Pull every line containing the word "JSON" from the records.

>> begin

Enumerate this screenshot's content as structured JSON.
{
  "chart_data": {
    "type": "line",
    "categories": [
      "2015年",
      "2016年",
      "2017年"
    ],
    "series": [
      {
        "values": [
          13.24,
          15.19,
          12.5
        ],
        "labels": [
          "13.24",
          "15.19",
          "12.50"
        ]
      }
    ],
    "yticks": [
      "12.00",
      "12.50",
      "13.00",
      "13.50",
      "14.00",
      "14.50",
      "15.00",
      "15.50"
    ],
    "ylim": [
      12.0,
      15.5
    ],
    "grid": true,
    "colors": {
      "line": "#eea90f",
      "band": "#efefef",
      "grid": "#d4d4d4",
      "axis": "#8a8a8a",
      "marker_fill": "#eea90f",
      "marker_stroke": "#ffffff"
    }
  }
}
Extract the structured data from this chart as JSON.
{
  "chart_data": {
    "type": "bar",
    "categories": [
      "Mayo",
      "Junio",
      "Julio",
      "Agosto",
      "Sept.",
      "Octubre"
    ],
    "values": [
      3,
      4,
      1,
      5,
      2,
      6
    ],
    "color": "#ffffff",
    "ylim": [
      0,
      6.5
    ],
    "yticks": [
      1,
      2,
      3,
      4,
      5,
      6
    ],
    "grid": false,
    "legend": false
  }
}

>> end

◆ SOLUTION
Enumerate this screenshot's content as structured JSON.
Extract the structured data from this chart as JSON.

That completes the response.